#### Requirements:
Each line containing the word "支付方式和时限商定如下" should be found and copied.

[Data entries]

☆ ☆ ☆ ☆ ☆

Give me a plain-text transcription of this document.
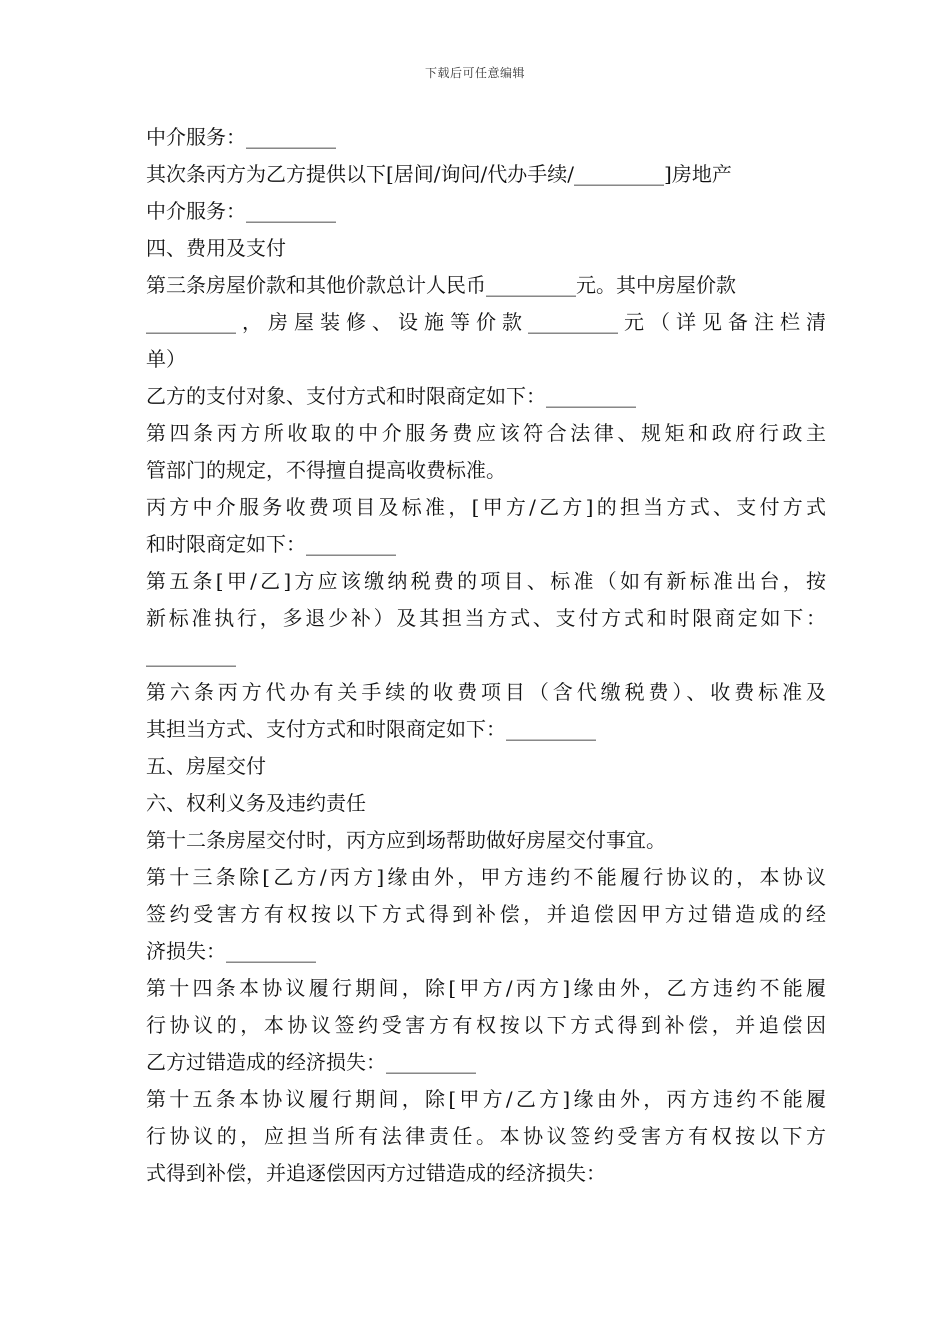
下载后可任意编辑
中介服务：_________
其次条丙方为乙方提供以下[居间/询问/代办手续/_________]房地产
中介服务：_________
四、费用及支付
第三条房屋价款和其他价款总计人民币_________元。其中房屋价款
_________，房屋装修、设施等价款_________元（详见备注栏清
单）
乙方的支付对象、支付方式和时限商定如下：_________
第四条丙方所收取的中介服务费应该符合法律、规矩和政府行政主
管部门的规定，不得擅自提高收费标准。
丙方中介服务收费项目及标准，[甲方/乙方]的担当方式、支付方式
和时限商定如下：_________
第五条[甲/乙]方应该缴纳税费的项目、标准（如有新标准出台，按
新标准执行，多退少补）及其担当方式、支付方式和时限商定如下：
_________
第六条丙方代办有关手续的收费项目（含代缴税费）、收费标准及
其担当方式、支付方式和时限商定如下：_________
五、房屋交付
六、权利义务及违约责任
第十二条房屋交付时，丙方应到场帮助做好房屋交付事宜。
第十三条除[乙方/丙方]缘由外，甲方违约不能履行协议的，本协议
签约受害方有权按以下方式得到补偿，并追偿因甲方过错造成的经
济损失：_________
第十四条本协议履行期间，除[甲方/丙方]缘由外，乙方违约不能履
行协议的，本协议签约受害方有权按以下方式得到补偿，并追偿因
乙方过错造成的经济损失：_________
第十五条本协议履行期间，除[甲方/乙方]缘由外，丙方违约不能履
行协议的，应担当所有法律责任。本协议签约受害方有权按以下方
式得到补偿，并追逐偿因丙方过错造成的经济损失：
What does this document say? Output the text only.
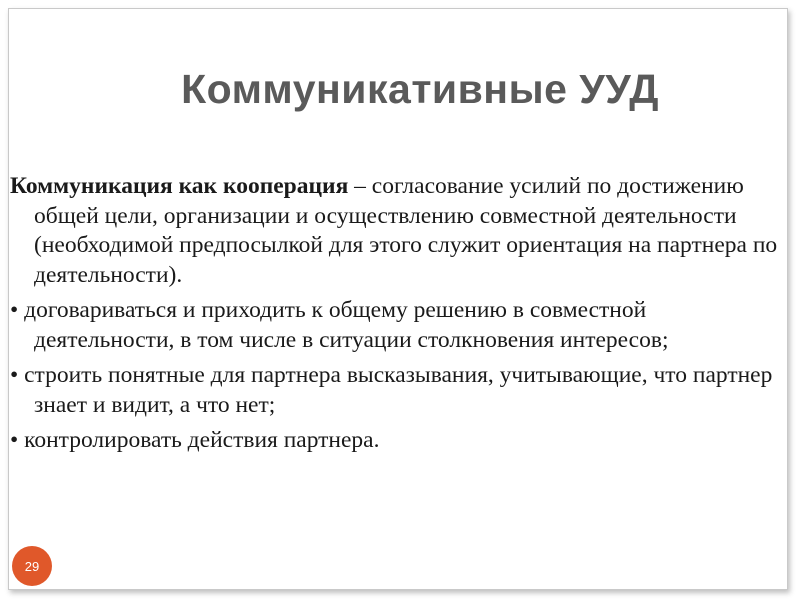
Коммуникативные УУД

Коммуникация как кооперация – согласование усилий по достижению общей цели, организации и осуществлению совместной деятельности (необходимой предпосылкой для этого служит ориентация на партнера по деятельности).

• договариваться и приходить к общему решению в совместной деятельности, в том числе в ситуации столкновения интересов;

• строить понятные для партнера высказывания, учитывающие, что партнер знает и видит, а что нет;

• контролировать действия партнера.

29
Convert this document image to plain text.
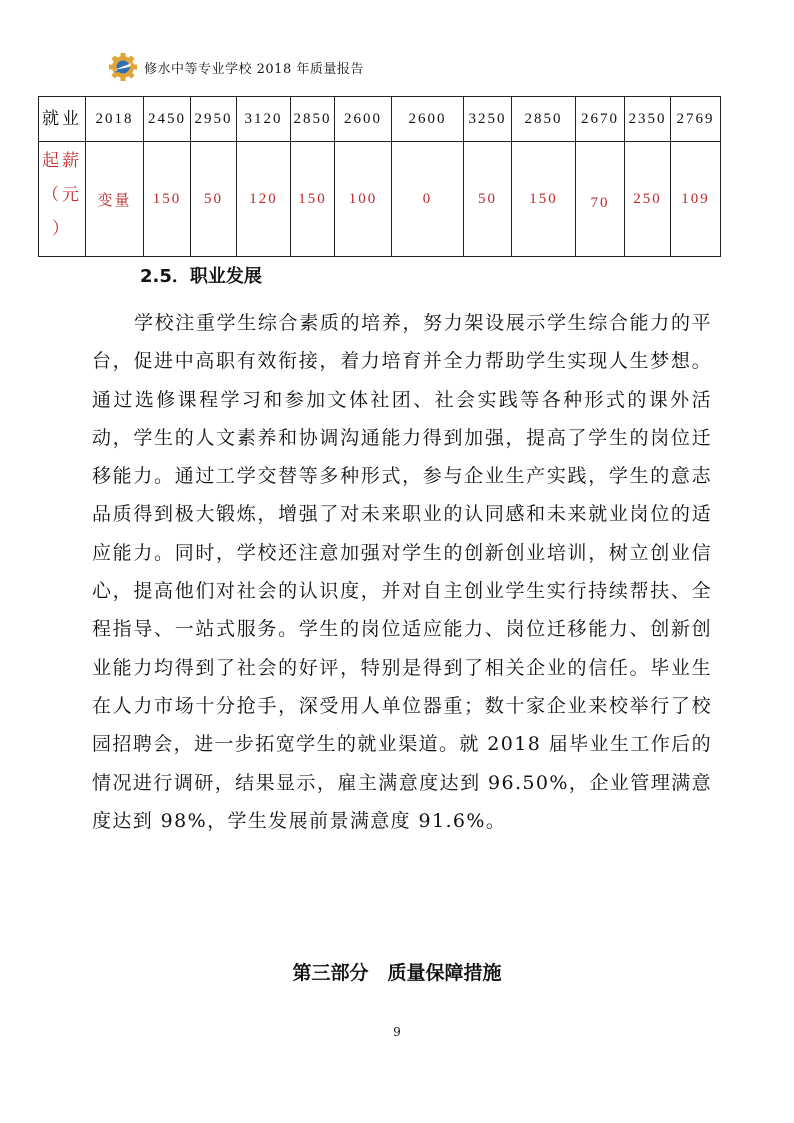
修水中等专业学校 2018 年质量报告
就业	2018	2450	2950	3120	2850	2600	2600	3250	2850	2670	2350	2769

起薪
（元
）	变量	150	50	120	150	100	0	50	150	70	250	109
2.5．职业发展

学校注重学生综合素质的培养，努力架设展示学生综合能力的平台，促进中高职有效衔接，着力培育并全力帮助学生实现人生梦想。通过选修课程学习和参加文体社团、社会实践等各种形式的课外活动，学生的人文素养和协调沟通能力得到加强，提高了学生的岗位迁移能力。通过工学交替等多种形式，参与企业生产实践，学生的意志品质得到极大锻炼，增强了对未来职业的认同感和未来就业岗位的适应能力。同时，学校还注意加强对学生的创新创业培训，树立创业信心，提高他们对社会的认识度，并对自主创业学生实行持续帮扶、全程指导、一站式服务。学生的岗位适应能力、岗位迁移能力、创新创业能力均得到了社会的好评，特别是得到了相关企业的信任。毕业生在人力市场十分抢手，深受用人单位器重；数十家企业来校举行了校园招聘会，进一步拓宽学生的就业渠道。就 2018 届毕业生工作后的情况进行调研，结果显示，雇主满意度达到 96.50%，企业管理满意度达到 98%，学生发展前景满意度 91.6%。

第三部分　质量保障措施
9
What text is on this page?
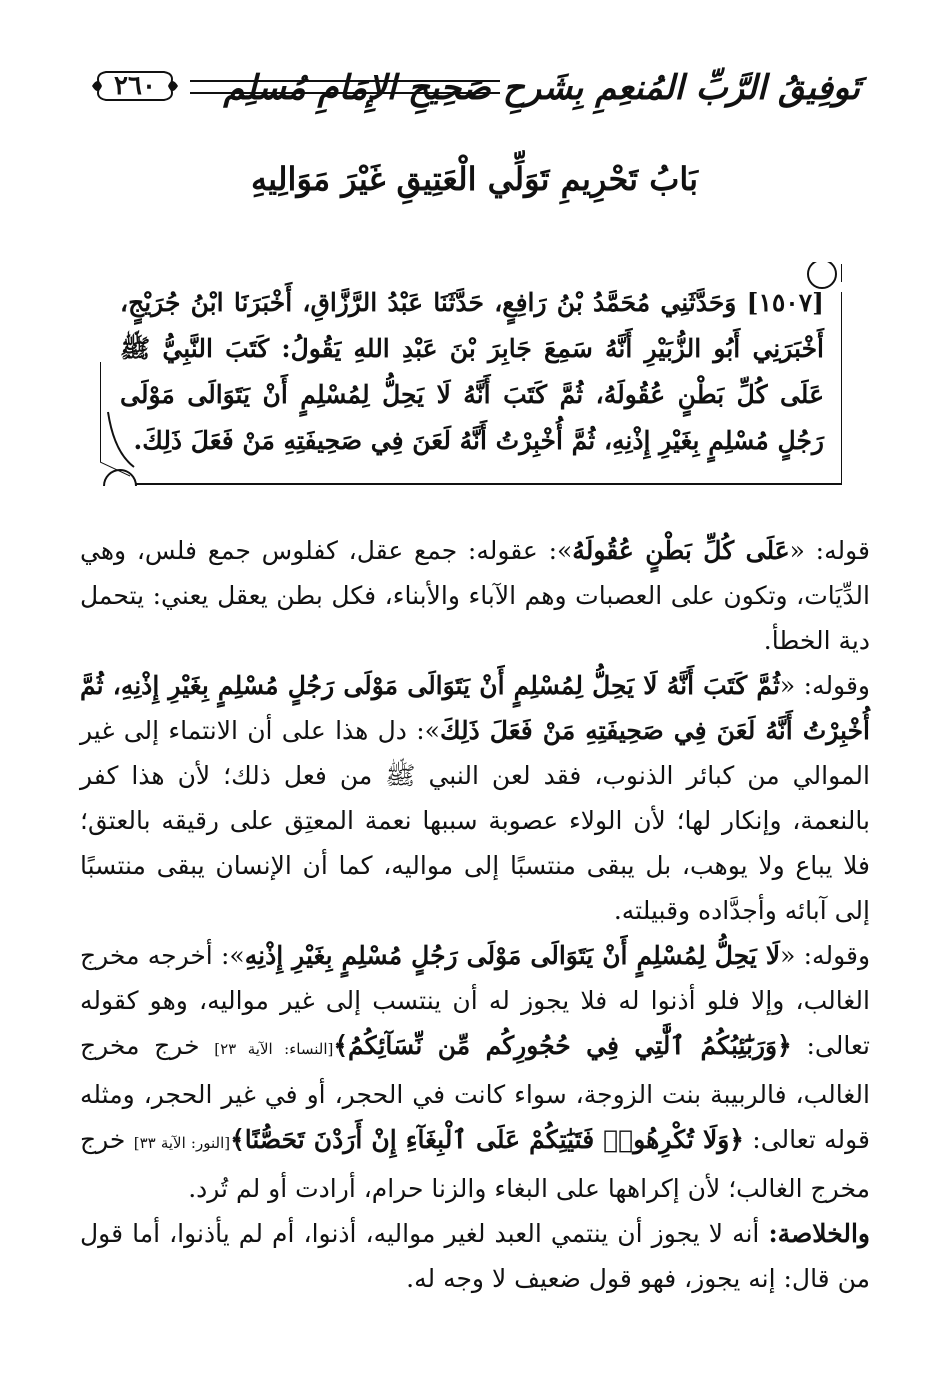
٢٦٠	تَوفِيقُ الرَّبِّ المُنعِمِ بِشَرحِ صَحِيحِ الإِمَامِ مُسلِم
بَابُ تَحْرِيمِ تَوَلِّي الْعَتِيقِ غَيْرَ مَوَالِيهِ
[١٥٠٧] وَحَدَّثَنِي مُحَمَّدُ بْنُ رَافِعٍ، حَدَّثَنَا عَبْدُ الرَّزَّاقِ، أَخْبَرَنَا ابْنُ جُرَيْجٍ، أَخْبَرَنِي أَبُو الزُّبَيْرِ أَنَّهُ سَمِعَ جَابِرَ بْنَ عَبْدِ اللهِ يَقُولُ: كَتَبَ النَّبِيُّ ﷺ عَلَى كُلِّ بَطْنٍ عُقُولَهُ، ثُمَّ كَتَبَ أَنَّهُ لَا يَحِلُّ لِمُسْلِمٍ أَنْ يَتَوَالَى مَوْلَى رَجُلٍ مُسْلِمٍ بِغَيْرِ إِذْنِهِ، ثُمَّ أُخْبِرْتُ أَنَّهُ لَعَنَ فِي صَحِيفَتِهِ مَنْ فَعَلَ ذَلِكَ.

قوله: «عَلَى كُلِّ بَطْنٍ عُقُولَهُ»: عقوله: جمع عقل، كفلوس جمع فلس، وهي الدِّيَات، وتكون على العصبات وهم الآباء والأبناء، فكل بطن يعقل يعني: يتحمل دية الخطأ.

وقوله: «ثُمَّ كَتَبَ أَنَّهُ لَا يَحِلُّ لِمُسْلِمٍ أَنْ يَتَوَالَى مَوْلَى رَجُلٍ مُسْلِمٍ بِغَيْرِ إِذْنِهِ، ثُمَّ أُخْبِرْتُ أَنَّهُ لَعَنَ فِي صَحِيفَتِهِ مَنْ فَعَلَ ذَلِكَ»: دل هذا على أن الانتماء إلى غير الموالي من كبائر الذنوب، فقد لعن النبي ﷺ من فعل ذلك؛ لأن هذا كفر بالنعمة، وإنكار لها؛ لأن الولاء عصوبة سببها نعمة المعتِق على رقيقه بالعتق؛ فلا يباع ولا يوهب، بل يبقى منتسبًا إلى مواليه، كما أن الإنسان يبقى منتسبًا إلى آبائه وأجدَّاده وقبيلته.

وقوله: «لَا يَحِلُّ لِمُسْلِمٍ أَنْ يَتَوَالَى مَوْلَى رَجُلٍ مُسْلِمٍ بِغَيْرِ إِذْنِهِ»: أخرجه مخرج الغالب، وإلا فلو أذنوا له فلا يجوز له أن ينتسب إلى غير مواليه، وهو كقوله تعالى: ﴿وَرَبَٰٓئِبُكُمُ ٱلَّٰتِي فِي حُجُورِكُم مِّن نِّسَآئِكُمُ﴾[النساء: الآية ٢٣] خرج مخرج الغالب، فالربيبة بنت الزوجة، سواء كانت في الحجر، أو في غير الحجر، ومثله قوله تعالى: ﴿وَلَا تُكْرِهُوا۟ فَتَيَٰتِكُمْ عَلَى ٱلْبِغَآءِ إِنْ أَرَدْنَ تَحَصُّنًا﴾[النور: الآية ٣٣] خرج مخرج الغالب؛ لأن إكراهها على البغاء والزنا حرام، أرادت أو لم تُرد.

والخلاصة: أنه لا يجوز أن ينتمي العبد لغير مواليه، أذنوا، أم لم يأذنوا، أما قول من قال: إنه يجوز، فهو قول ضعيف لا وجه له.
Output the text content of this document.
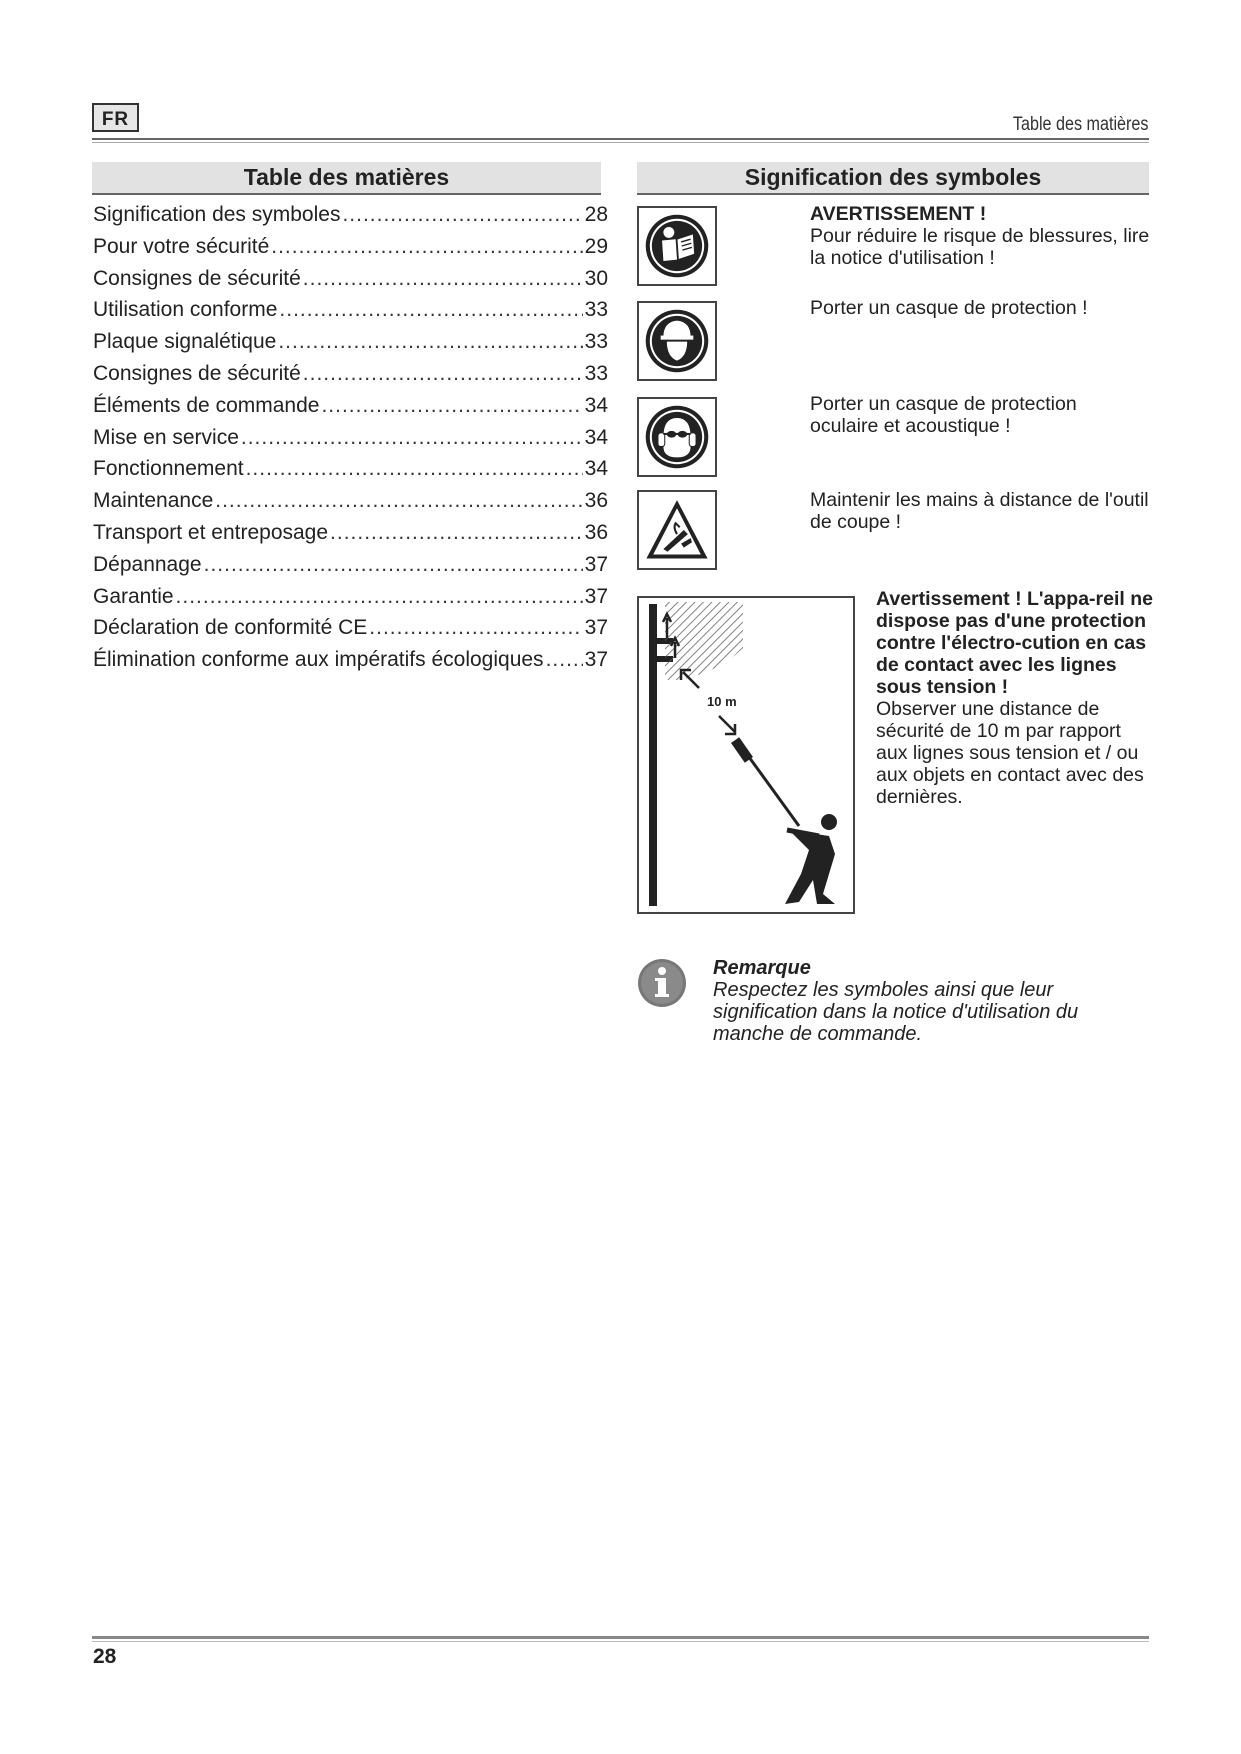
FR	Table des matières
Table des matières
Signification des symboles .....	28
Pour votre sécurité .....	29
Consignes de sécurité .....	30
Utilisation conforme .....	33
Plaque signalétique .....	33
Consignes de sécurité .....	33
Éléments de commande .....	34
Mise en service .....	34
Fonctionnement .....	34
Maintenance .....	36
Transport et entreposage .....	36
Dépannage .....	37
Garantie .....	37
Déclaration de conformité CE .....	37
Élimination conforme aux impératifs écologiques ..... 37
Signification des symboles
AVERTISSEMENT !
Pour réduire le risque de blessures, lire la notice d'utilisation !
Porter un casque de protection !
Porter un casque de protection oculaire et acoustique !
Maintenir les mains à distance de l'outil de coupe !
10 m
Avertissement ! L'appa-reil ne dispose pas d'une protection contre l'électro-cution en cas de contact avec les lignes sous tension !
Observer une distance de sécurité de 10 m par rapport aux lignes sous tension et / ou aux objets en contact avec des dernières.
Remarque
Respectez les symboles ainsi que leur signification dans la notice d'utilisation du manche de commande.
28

☆ ☆ ☆ ☆ ☆

#### Result below:
乙方的支付对象、支付方式和时限商定如下：_________
新标准执行，多退少补）及其担当方式、支付方式和时限商定如下：
其担当方式、支付方式和时限商定如下：_________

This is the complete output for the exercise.